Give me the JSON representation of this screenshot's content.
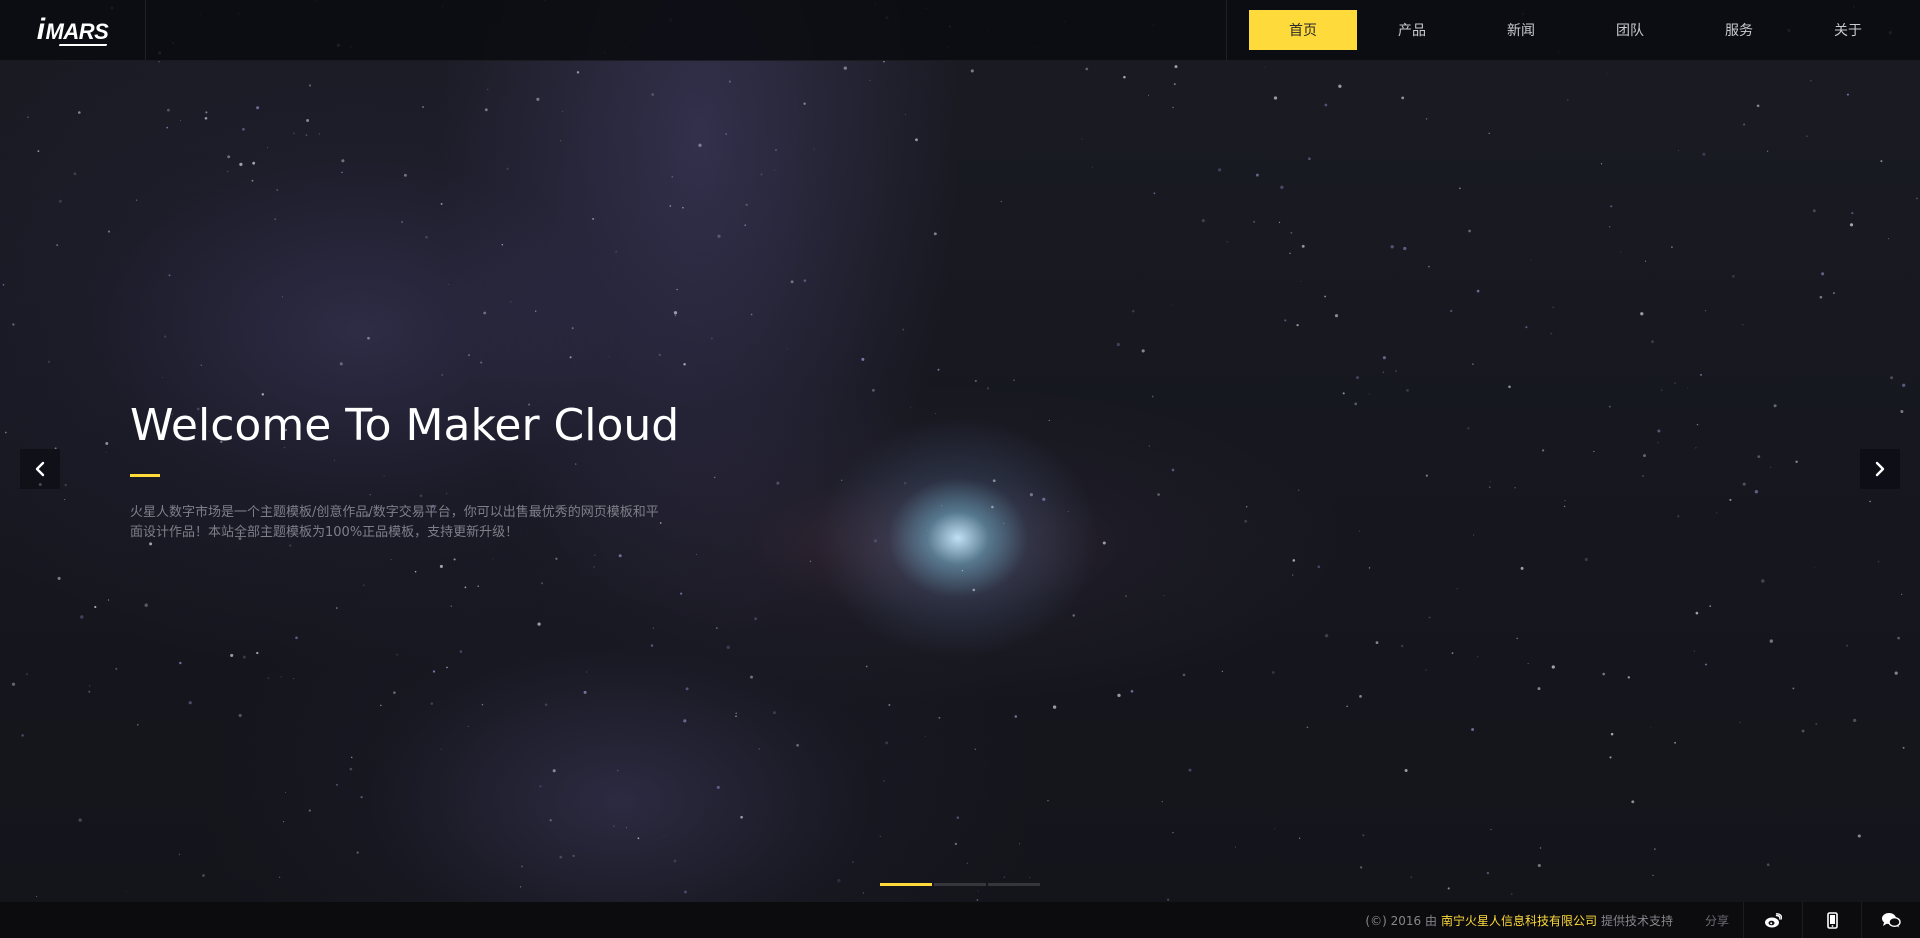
{
  "header": {
    "logo": {
      "i": "i",
      "text": "MARS"
    },
    "nav": [
      {
        "label": "首页",
        "active": true
      },
      {
        "label": "产品",
        "active": false
      },
      {
        "label": "新闻",
        "active": false
      },
      {
        "label": "团队",
        "active": false
      },
      {
        "label": "服务",
        "active": false
      },
      {
        "label": "关于",
        "active": false
      }
    ]
  },
  "hero": {
    "title": "Welcome To Maker Cloud",
    "description": "火星人数字市场是一个主题模板/创意作品/数字交易平台，你可以出售最优秀的网页模板和平面设计作品！本站全部主题模板为100%正品模板，支持更新升级！",
    "prev_icon": "chevron-left-icon",
    "next_icon": "chevron-right-icon",
    "slides_total": 3,
    "slide_active": 1
  },
  "footer": {
    "copyright_prefix": "(©) 2016 由",
    "company": "南宁火星人信息科技有限公司",
    "copyright_suffix": "提供技术支持",
    "share_label": "分享",
    "icons": [
      "weibo-icon",
      "mobile-icon",
      "wechat-icon"
    ]
  },
  "colors": {
    "accent": "#fedb3b",
    "header_bg": "#0a0b10",
    "footer_bg": "#0c0c0f",
    "text_muted": "#7d7f88"
  }
}
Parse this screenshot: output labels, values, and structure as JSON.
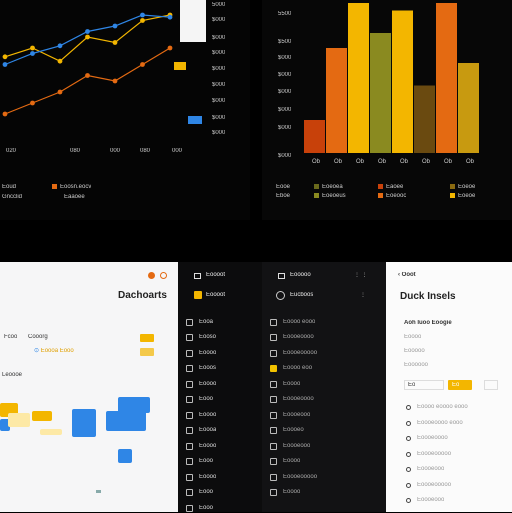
{
  "colors": {
    "orange": "#e46a12",
    "yellow": "#f3b600",
    "blue": "#2f86e6",
    "dark_orange": "#c8410a",
    "olive": "#4d4712"
  },
  "line_panel": {
    "values_right": [
      "5000",
      "$000",
      "$000",
      "$000",
      "$000",
      "$000",
      "$000",
      "$000",
      "$000"
    ],
    "x_ticks": [
      "020",
      "080",
      "000",
      "080",
      "000"
    ],
    "legend": [
      "Eoud",
      "Gncclid"
    ],
    "legend_tags": [
      "Eoosn.eocv",
      "Eaaoee"
    ]
  },
  "chart_data": [
    {
      "type": "line",
      "title": "",
      "xlabel": "",
      "ylabel": "",
      "x_ticks": [
        "020",
        "080",
        "000",
        "080",
        "000"
      ],
      "y_ticks": [
        "5000",
        "$000",
        "$000",
        "$000",
        "$000",
        "$000",
        "$000",
        "$000",
        "$000"
      ],
      "series": [
        {
          "color": "#f3b600",
          "values": [
            62,
            70,
            58,
            80,
            75,
            95,
            100
          ]
        },
        {
          "color": "#e46a12",
          "values": [
            10,
            20,
            30,
            45,
            40,
            55,
            70
          ]
        },
        {
          "color": "#2f86e6",
          "values": [
            55,
            65,
            72,
            85,
            90,
            100,
            98
          ]
        }
      ]
    },
    {
      "type": "bar",
      "title": "",
      "y_ticks": [
        "5500",
        "$500",
        "$000",
        "$000",
        "$000",
        "$000",
        "$000",
        "$000"
      ],
      "categories": [
        "Ob",
        "Ob",
        "Ob",
        "Ob",
        "Ob",
        "Ob",
        "Ob",
        "Ob"
      ],
      "values": [
        22,
        70,
        100,
        80,
        95,
        45,
        100,
        60
      ],
      "legend": [
        "Eooe",
        "Eboe",
        "Eoeoea",
        "Eoeoeus",
        "Eaoee",
        "Eoeooc",
        "Eoeoe",
        "Eoeoe"
      ]
    }
  ],
  "light_panel": {
    "title": "Dachoarts",
    "labels": [
      "Fcoo",
      "Cooorg"
    ],
    "tag": "Eoooa Eooo",
    "section": "Leoooe"
  },
  "nav1": {
    "header": "Eoooot",
    "items": [
      "Eooa",
      "Eooso",
      "Eoooo",
      "Eooos",
      "Eoooo",
      "Eooo",
      "Eoooo",
      "Eoooa",
      "Eoooo",
      "Eooo",
      "Eoooo",
      "Eooo",
      "Eooo"
    ]
  },
  "nav2": {
    "header": "Eooooo",
    "title": "Eucboos",
    "items": [
      "Eoooo eooo",
      "Eoooeoooo",
      "Eoooeooooo",
      "Eoooo eoo",
      "Eoooo",
      "Eoooeoooo",
      "Eoooeooo",
      "Eoooeo",
      "Eoooeooo",
      "Eoooo",
      "Eoooeooooo",
      "Eoooo"
    ]
  },
  "right_panel": {
    "header": "Ooot",
    "title": "Duck Insels",
    "subtitle": "Aoh Iuoo Eoogie",
    "lines": [
      "Eoooo",
      "Eooooo",
      "Eoooooo"
    ],
    "tags": [
      "Eo",
      "Eo",
      "Eo"
    ],
    "rows": [
      "Eoooo eoooo eooo",
      "Eoooeoooo eooo",
      "Eoooeoooo",
      "Eoooeooooo",
      "Eoooeooo",
      "Eoooeooooo",
      "Eoooeooo"
    ]
  }
}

#####

Strip the images and reproduce the remaining records precisely.

> [Answer to this problem]:
Give me the JSON representation of this screenshot's content.
{
  "header": {
    "logo": {
      "i": "i",
      "text": "MARS"
    },
    "nav": [
      {
        "label": "首页",
        "active": true
      },
      {
        "label": "产品",
        "active": false
      },
      {
        "label": "新闻",
        "active": false
      },
      {
        "label": "团队",
        "active": false
      },
      {
        "label": "服务",
        "active": false
      },
      {
        "label": "关于",
        "active": false
      }
    ]
  },
  "hero": {
    "title": "Welcome To Maker Cloud",
    "description": "火星人数字市场是一个主题模板/创意作品/数字交易平台，你可以出售最优秀的网页模板和平面设计作品！本站全部主题模板为100%正品模板，支持更新升级！",
    "prev_icon": "chevron-left-icon",
    "next_icon": "chevron-right-icon",
    "slides_total": 3,
    "slide_active": 1
  },
  "footer": {
    "copyright_prefix": "(©) 2016 由",
    "company": "南宁火星人信息科技有限公司",
    "copyright_suffix": "提供技术支持",
    "share_label": "分享",
    "icons": [
      "weibo-icon",
      "mobile-icon",
      "wechat-icon"
    ]
  },
  "colors": {
    "accent": "#fedb3b",
    "header_bg": "#0a0b10",
    "footer_bg": "#0c0c0f",
    "text_muted": "#7d7f88"
  }
}
Parse this screenshot: output labels, values, and structure as JSON.
{
  "colors": {
    "orange": "#e46a12",
    "yellow": "#f3b600",
    "blue": "#2f86e6",
    "dark_orange": "#c8410a",
    "olive": "#4d4712"
  },
  "line_panel": {
    "values_right": [
      "5000",
      "$000",
      "$000",
      "$000",
      "$000",
      "$000",
      "$000",
      "$000",
      "$000"
    ],
    "x_ticks": [
      "020",
      "080",
      "000",
      "080",
      "000"
    ],
    "legend": [
      "Eoud",
      "Gncclid"
    ],
    "legend_tags": [
      "Eoosn.eocv",
      "Eaaoee"
    ]
  },
  "chart_data": [
    {
      "type": "line",
      "title": "",
      "xlabel": "",
      "ylabel": "",
      "x_ticks": [
        "020",
        "080",
        "000",
        "080",
        "000"
      ],
      "y_ticks": [
        "5000",
        "$000",
        "$000",
        "$000",
        "$000",
        "$000",
        "$000",
        "$000",
        "$000"
      ],
      "series": [
        {
          "color": "#f3b600",
          "values": [
            62,
            70,
            58,
            80,
            75,
            95,
            100
          ]
        },
        {
          "color": "#e46a12",
          "values": [
            10,
            20,
            30,
            45,
            40,
            55,
            70
          ]
        },
        {
          "color": "#2f86e6",
          "values": [
            55,
            65,
            72,
            85,
            90,
            100,
            98
          ]
        }
      ]
    },
    {
      "type": "bar",
      "title": "",
      "y_ticks": [
        "5500",
        "$500",
        "$000",
        "$000",
        "$000",
        "$000",
        "$000",
        "$000"
      ],
      "categories": [
        "Ob",
        "Ob",
        "Ob",
        "Ob",
        "Ob",
        "Ob",
        "Ob",
        "Ob"
      ],
      "values": [
        22,
        70,
        100,
        80,
        95,
        45,
        100,
        60
      ],
      "legend": [
        "Eooe",
        "Eboe",
        "Eoeoea",
        "Eoeoeus",
        "Eaoee",
        "Eoeooc",
        "Eoeoe",
        "Eoeoe"
      ]
    }
  ],
  "light_panel": {
    "title": "Dachoarts",
    "labels": [
      "Fcoo",
      "Cooorg"
    ],
    "tag": "Eoooa Eooo",
    "section": "Leoooe"
  },
  "nav1": {
    "header": "Eoooot",
    "items": [
      "Eooa",
      "Eooso",
      "Eoooo",
      "Eooos",
      "Eoooo",
      "Eooo",
      "Eoooo",
      "Eoooa",
      "Eoooo",
      "Eooo",
      "Eoooo",
      "Eooo",
      "Eooo"
    ]
  },
  "nav2": {
    "header": "Eooooo",
    "title": "Eucboos",
    "items": [
      "Eoooo eooo",
      "Eoooeoooo",
      "Eoooeooooo",
      "Eoooo eoo",
      "Eoooo",
      "Eoooeoooo",
      "Eoooeooo",
      "Eoooeo",
      "Eoooeooo",
      "Eoooo",
      "Eoooeooooo",
      "Eoooo"
    ]
  },
  "right_panel": {
    "header": "Ooot",
    "title": "Duck Insels",
    "subtitle": "Aoh Iuoo Eoogie",
    "lines": [
      "Eoooo",
      "Eooooo",
      "Eoooooo"
    ],
    "tags": [
      "Eo",
      "Eo",
      "Eo"
    ],
    "rows": [
      "Eoooo eoooo eooo",
      "Eoooeoooo eooo",
      "Eoooeoooo",
      "Eoooeooooo",
      "Eoooeooo",
      "Eoooeooooo",
      "Eoooeooo"
    ]
  }
}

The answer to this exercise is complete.